What you should do:
Extract every line that contains the string "collision".
-- begin --
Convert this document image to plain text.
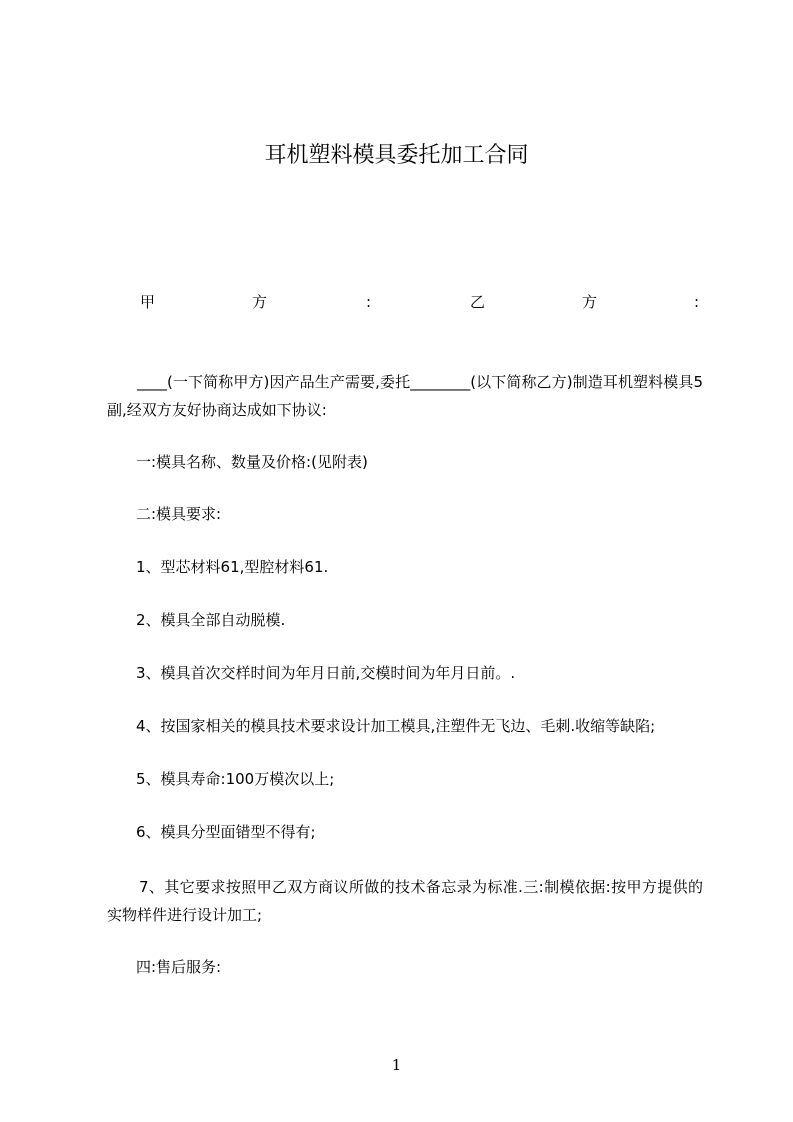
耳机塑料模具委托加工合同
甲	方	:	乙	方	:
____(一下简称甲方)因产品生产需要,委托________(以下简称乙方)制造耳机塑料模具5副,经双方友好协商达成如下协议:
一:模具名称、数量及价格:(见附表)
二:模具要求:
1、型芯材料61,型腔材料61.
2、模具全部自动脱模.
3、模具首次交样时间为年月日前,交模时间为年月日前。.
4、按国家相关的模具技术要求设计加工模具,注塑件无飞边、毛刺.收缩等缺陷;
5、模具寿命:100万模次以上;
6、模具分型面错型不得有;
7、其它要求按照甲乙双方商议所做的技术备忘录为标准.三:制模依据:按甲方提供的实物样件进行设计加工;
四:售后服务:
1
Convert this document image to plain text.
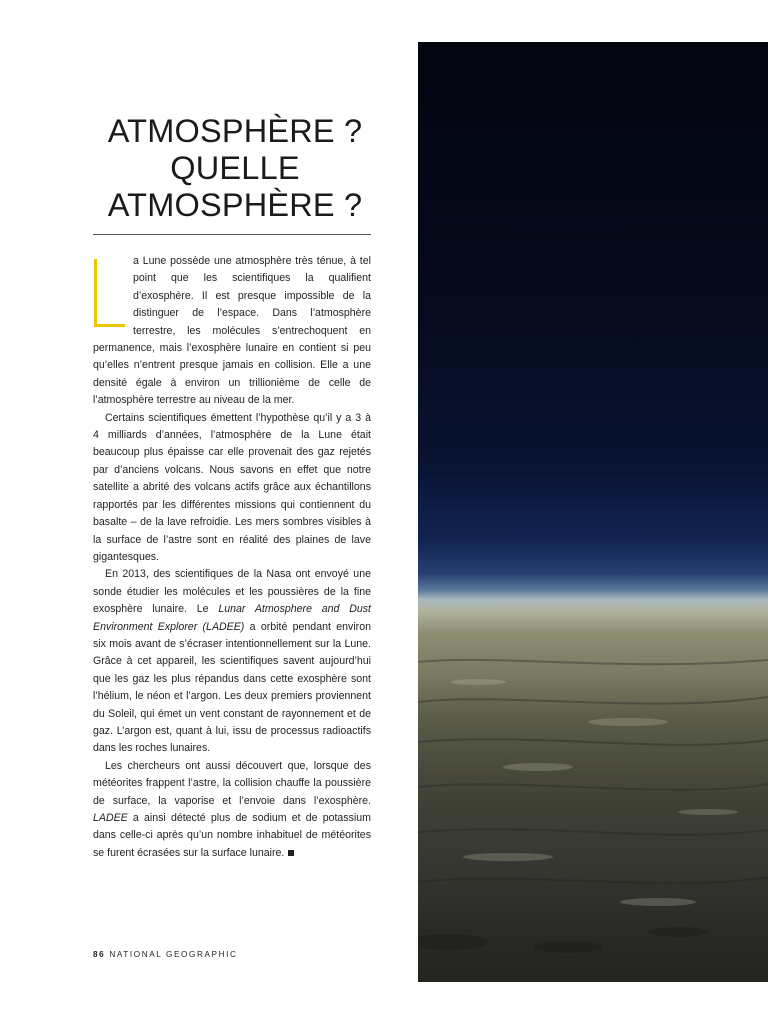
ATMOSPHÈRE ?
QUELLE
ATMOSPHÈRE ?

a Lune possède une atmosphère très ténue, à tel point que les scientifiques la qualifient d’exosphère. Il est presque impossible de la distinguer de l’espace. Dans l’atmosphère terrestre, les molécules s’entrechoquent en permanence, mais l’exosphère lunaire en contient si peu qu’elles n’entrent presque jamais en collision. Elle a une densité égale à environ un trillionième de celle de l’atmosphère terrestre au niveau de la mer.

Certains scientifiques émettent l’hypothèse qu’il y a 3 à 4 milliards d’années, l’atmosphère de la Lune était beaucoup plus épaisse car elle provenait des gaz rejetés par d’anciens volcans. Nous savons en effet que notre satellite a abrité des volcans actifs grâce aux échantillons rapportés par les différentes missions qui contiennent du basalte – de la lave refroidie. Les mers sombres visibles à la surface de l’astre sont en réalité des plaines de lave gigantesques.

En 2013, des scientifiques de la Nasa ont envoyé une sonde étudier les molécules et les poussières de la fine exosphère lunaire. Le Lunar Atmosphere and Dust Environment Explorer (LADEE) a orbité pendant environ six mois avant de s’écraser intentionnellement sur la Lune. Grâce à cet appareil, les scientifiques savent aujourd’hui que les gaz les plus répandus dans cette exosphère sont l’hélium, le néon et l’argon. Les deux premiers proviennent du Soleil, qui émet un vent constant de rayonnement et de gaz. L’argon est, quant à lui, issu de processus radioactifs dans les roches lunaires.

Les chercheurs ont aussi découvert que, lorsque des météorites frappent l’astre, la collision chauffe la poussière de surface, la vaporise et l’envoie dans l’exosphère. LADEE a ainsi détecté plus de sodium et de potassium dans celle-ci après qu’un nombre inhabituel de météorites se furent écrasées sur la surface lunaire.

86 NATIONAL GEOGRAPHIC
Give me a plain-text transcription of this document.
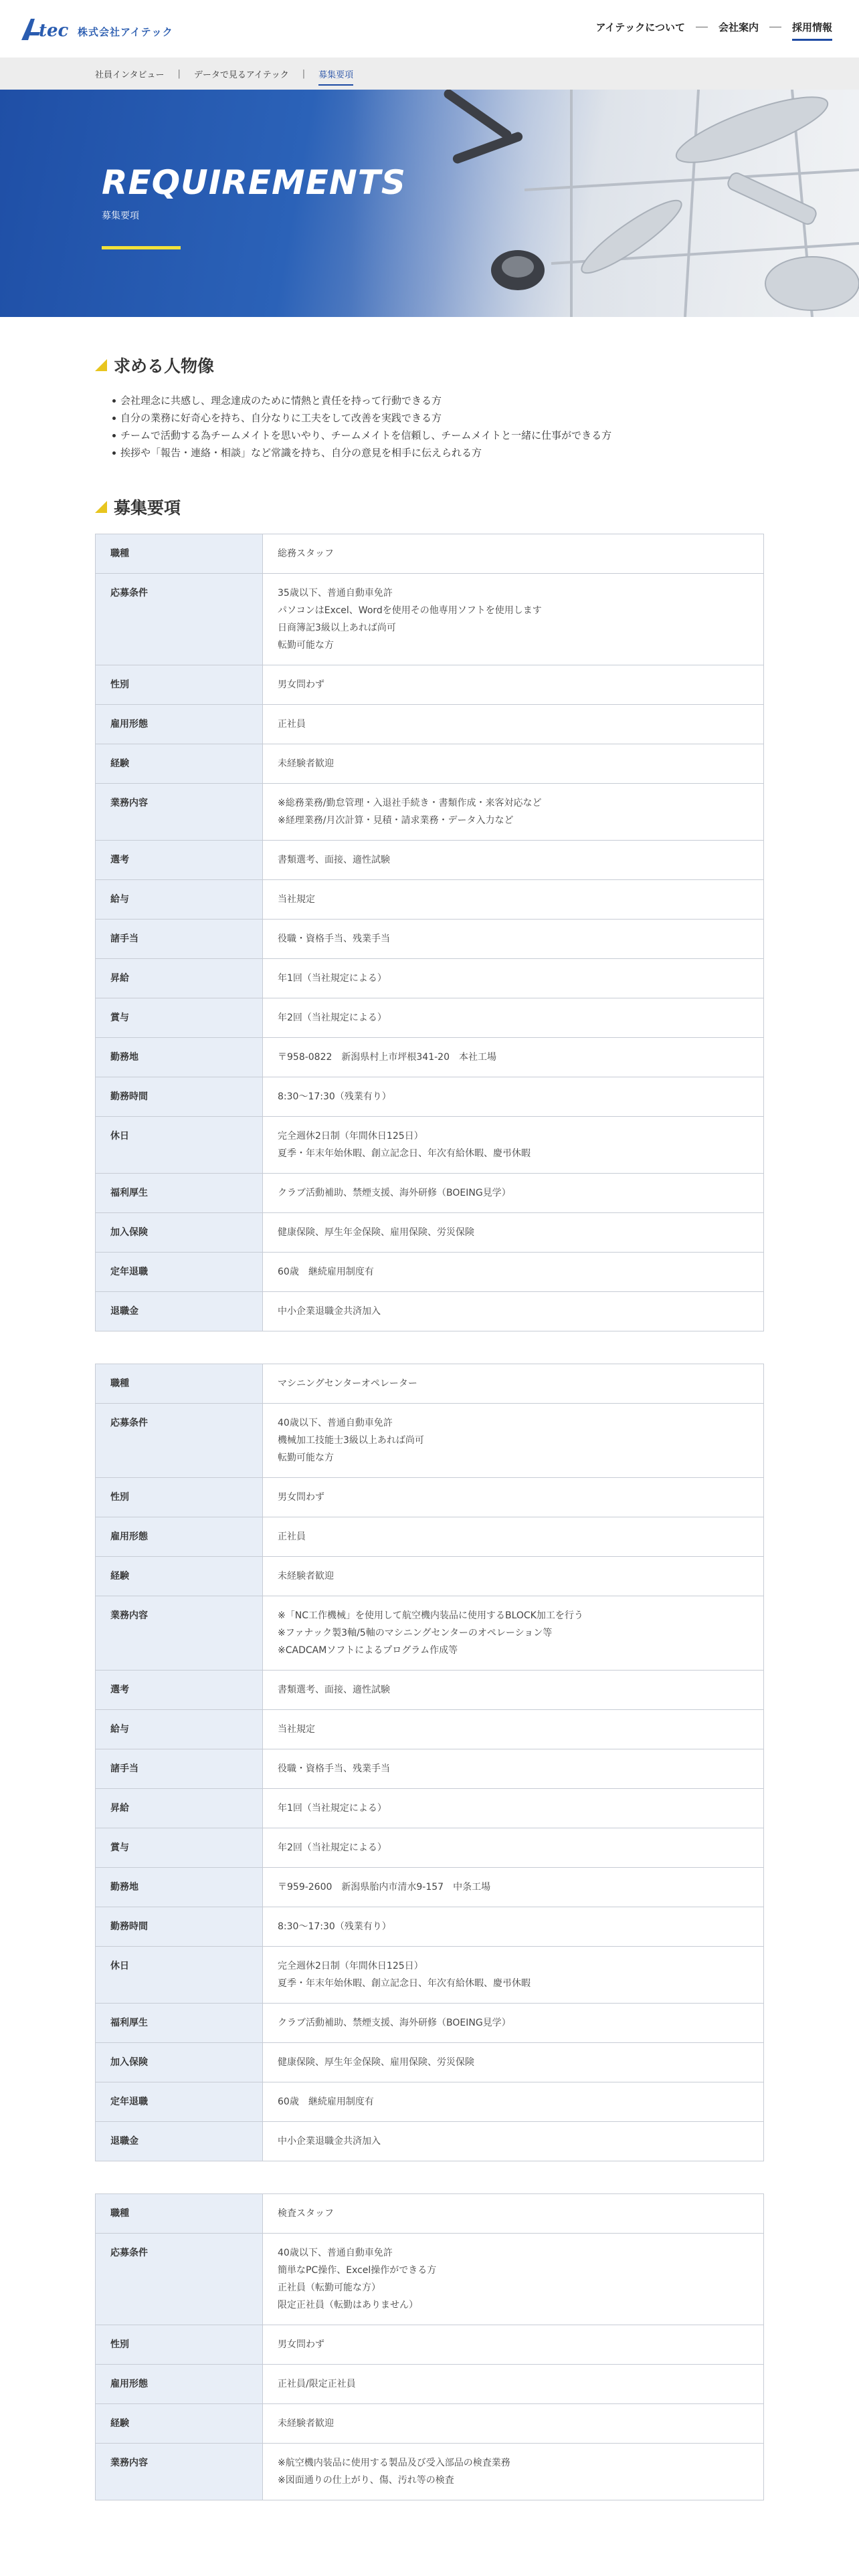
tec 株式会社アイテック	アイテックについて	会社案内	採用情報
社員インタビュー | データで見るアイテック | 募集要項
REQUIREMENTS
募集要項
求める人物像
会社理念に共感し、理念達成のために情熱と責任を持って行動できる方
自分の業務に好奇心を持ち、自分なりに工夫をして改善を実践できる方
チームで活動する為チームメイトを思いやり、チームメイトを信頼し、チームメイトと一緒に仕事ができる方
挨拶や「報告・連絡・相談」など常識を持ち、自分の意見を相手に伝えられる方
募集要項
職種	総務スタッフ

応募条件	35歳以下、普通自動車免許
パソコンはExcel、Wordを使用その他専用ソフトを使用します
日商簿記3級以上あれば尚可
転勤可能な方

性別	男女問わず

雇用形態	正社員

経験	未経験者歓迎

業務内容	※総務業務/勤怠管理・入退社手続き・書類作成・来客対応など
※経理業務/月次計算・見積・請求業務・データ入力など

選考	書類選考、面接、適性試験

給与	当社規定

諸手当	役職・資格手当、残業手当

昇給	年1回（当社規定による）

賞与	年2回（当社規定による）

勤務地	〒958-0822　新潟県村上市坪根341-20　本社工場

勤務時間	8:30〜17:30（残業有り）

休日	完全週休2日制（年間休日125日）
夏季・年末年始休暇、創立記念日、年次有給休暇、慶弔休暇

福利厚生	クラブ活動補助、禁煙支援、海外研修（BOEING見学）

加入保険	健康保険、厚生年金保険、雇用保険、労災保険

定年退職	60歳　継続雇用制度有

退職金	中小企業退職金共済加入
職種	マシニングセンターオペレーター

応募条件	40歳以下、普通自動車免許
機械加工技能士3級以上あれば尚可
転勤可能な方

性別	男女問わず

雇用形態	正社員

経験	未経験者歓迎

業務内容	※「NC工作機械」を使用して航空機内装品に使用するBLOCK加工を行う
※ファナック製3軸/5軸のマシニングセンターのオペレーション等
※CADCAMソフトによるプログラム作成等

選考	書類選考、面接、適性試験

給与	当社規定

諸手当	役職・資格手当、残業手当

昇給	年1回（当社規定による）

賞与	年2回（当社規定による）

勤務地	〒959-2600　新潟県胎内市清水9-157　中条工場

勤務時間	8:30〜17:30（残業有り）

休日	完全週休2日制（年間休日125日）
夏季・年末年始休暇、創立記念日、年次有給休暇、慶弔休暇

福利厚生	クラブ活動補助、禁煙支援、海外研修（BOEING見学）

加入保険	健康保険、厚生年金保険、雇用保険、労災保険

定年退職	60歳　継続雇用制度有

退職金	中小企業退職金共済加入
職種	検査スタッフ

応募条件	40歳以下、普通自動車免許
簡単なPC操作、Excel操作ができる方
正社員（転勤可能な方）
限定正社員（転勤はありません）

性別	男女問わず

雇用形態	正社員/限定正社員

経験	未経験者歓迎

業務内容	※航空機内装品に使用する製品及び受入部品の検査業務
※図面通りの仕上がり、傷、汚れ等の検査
-- end --
The output:
a Lune possède une atmosphère très ténue, à tel point que les scientifiques la qualifient d’exosphère. Il est presque impossible de la distinguer de l’espace. Dans l’atmosphère terrestre, les molécules s’entrechoquent en permanence, mais l’exosphère lunaire en contient si peu qu’elles n’entrent presque jamais en collision. Elle a une densité égale à environ un trillionième de celle de l’atmosphère terrestre au niveau de la mer.
Les chercheurs ont aussi découvert que, lorsque des météorites frappent l’astre, la collision chauffe la poussière de surface, la vaporise et l’envoie dans l’exosphère. LADEE a ainsi détecté plus de sodium et de potassium dans celle-ci après qu’un nombre inhabituel de météorites se furent écrasées sur la surface lunaire.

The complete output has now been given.